• _EXERCISE DESCRIPTION_
The answer must be an exact reproduction of all the entries.

• _DATASET ENTRIES_
----

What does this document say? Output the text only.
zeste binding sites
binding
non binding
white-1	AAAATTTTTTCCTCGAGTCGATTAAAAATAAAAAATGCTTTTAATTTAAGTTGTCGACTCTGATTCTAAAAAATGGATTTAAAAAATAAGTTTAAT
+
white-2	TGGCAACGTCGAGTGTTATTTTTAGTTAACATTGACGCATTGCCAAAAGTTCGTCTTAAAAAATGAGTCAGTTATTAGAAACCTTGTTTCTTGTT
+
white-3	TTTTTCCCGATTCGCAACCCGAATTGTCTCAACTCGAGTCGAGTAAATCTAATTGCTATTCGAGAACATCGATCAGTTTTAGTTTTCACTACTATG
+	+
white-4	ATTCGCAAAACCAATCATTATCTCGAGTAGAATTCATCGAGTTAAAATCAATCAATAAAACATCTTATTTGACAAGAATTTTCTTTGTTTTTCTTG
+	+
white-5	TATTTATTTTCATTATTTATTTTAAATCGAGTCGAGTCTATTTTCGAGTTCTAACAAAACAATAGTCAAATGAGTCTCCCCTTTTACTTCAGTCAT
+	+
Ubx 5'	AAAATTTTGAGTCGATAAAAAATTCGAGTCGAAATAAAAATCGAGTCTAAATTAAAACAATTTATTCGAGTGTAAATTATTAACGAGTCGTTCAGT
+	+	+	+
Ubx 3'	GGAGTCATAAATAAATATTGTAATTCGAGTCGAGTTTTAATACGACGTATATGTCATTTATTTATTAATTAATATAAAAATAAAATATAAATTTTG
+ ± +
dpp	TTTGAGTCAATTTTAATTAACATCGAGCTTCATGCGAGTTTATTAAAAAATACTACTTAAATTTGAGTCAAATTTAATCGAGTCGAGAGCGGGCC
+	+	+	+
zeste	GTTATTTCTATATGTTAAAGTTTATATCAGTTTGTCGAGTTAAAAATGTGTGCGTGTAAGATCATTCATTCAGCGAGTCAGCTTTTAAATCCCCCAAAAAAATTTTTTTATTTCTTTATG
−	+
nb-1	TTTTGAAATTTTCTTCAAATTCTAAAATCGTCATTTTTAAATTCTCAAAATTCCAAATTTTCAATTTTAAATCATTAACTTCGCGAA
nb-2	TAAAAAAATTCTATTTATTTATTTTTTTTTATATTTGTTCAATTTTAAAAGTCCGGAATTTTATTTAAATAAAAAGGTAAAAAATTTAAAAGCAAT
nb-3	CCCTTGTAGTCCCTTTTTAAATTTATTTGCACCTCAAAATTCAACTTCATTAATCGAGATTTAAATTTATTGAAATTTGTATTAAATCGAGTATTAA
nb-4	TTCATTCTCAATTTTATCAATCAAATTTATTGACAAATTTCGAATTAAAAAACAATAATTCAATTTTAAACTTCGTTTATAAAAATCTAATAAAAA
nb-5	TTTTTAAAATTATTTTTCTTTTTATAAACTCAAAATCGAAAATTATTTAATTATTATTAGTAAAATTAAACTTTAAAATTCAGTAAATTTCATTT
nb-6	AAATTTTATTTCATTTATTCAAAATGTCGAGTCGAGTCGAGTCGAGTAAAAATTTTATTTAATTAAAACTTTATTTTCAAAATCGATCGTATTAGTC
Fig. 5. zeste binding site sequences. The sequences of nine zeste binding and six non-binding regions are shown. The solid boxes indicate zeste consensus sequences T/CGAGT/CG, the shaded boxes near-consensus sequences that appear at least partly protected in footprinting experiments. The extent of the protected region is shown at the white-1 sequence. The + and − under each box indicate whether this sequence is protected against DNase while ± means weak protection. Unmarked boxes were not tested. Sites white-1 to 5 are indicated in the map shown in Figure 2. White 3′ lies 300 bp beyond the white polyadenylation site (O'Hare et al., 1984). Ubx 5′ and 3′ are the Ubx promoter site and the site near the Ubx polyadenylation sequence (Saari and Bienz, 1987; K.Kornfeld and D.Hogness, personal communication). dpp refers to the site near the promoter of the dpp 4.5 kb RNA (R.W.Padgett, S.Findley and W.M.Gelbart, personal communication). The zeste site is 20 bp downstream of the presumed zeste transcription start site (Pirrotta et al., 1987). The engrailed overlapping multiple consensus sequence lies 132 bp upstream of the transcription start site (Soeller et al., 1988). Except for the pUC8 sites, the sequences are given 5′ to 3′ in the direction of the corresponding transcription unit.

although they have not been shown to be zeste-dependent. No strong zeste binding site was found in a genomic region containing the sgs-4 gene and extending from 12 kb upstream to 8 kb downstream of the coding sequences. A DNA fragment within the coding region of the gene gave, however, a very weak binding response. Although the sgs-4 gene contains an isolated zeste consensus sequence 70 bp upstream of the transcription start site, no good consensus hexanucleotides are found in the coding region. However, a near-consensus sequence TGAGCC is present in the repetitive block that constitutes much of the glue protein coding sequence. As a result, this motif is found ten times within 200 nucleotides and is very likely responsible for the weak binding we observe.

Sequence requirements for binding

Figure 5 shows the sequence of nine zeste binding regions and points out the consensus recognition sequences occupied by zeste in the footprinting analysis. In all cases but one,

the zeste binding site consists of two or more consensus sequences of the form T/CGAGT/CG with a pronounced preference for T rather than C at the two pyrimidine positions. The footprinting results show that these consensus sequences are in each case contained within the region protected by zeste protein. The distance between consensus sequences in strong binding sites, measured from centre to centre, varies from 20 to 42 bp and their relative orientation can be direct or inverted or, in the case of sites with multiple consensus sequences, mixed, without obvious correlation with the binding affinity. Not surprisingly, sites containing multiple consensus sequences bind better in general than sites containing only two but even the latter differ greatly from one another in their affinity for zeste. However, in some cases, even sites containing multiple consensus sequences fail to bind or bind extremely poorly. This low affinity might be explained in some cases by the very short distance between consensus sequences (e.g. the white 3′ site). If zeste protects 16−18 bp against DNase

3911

----

• _RESPONSE BOX_
What does this document say? Output the text only.
zeste binding sites
binding
non binding
white-1	AAAATTTTTTCCTCGAGTCGATTAAAAATAAAAAATGCTTTTAATTTAAGTTGTCGACTCTGATTCTAAAAAATGGATTTAAAAAATAAGTTTAAT
+
white-2	TGGCAACGTCGAGTGTTATTTTTAGTTAACATTGACGCATTGCCAAAAGTTCGTCTTAAAAAATGAGTCAGTTATTAGAAACCTTGTTTCTTGTT
+
white-3	TTTTTCCCGATTCGCAACCCGAATTGTCTCAACTCGAGTCGAGTAAATCTAATTGCTATTCGAGAACATCGATCAGTTTTAGTTTTCACTACTATG
+	+
white-4	ATTCGCAAAACCAATCATTATCTCGAGTAGAATTCATCGAGTTAAAATCAATCAATAAAACATCTTATTTGACAAGAATTTTCTTTGTTTTTCTTG
+	+
white-5	TATTTATTTTCATTATTTATTTTAAATCGAGTCGAGTCTATTTTCGAGTTCTAACAAAACAATAGTCAAATGAGTCTCCCCTTTTACTTCAGTCAT
+	+
Ubx 5'	AAAATTTTGAGTCGATAAAAAATTCGAGTCGAAATAAAAATCGAGTCTAAATTAAAACAATTTATTCGAGTGTAAATTATTAACGAGTCGTTCAGT
+	+	+	+
Ubx 3'	GGAGTCATAAATAAATATTGTAATTCGAGTCGAGTTTTAATACGACGTATATGTCATTTATTTATTAATTAATATAAAAATAAAATATAAATTTTG
+ ± +
dpp	TTTGAGTCAATTTTAATTAACATCGAGCTTCATGCGAGTTTATTAAAAAATACTACTTAAATTTGAGTCAAATTTAATCGAGTCGAGAGCGGGCC
+	+	+	+
zeste	GTTATTTCTATATGTTAAAGTTTATATCAGTTTGTCGAGTTAAAAATGTGTGCGTGTAAGATCATTCATTCAGCGAGTCAGCTTTTAAATCCCCCAAAAAAATTTTTTTATTTCTTTATG
−	+
nb-1	TTTTGAAATTTTCTTCAAATTCTAAAATCGTCATTTTTAAATTCTCAAAATTCCAAATTTTCAATTTTAAATCATTAACTTCGCGAA
nb-2	TAAAAAAATTCTATTTATTTATTTTTTTTTATATTTGTTCAATTTTAAAAGTCCGGAATTTTATTTAAATAAAAAGGTAAAAAATTTAAAAGCAAT
nb-3	CCCTTGTAGTCCCTTTTTAAATTTATTTGCACCTCAAAATTCAACTTCATTAATCGAGATTTAAATTTATTGAAATTTGTATTAAATCGAGTATTAA
nb-4	TTCATTCTCAATTTTATCAATCAAATTTATTGACAAATTTCGAATTAAAAAACAATAATTCAATTTTAAACTTCGTTTATAAAAATCTAATAAAAA
nb-5	TTTTTAAAATTATTTTTCTTTTTATAAACTCAAAATCGAAAATTATTTAATTATTATTAGTAAAATTAAACTTTAAAATTCAGTAAATTTCATTT
nb-6	AAATTTTATTTCATTTATTCAAAATGTCGAGTCGAGTCGAGTCGAGTAAAAATTTTATTTAATTAAAACTTTATTTTCAAAATCGATCGTATTAGTC
Fig. 5. zeste binding site sequences. The sequences of nine zeste binding and six non-binding regions are shown. The solid boxes indicate zeste consensus sequences T/CGAGT/CG, the shaded boxes near-consensus sequences that appear at least partly protected in footprinting experiments. The extent of the protected region is shown at the white-1 sequence. The + and − under each box indicate whether this sequence is protected against DNase while ± means weak protection. Unmarked boxes were not tested. Sites white-1 to 5 are indicated in the map shown in Figure 2. White 3′ lies 300 bp beyond the white polyadenylation site (O'Hare et al., 1984). Ubx 5′ and 3′ are the Ubx promoter site and the site near the Ubx polyadenylation sequence (Saari and Bienz, 1987; K.Kornfeld and D.Hogness, personal communication). dpp refers to the site near the promoter of the dpp 4.5 kb RNA (R.W.Padgett, S.Findley and W.M.Gelbart, personal communication). The zeste site is 20 bp downstream of the presumed zeste transcription start site (Pirrotta et al., 1987). The engrailed overlapping multiple consensus sequence lies 132 bp upstream of the transcription start site (Soeller et al., 1988). Except for the pUC8 sites, the sequences are given 5′ to 3′ in the direction of the corresponding transcription unit.

although they have not been shown to be zeste-dependent. No strong zeste binding site was found in a genomic region containing the sgs-4 gene and extending from 12 kb upstream to 8 kb downstream of the coding sequences. A DNA fragment within the coding region of the gene gave, however, a very weak binding response. Although the sgs-4 gene contains an isolated zeste consensus sequence 70 bp upstream of the transcription start site, no good consensus hexanucleotides are found in the coding region. However, a near-consensus sequence TGAGCC is present in the repetitive block that constitutes much of the glue protein coding sequence. As a result, this motif is found ten times within 200 nucleotides and is very likely responsible for the weak binding we observe.

Sequence requirements for binding

Figure 5 shows the sequence of nine zeste binding regions and points out the consensus recognition sequences occupied by zeste in the footprinting analysis. In all cases but one,

the zeste binding site consists of two or more consensus sequences of the form T/CGAGT/CG with a pronounced preference for T rather than C at the two pyrimidine positions. The footprinting results show that these consensus sequences are in each case contained within the region protected by zeste protein. The distance between consensus sequences in strong binding sites, measured from centre to centre, varies from 20 to 42 bp and their relative orientation can be direct or inverted or, in the case of sites with multiple consensus sequences, mixed, without obvious correlation with the binding affinity. Not surprisingly, sites containing multiple consensus sequences bind better in general than sites containing only two but even the latter differ greatly from one another in their affinity for zeste. However, in some cases, even sites containing multiple consensus sequences fail to bind or bind extremely poorly. This low affinity might be explained in some cases by the very short distance between consensus sequences (e.g. the white 3′ site). If zeste protects 16−18 bp against DNase

3911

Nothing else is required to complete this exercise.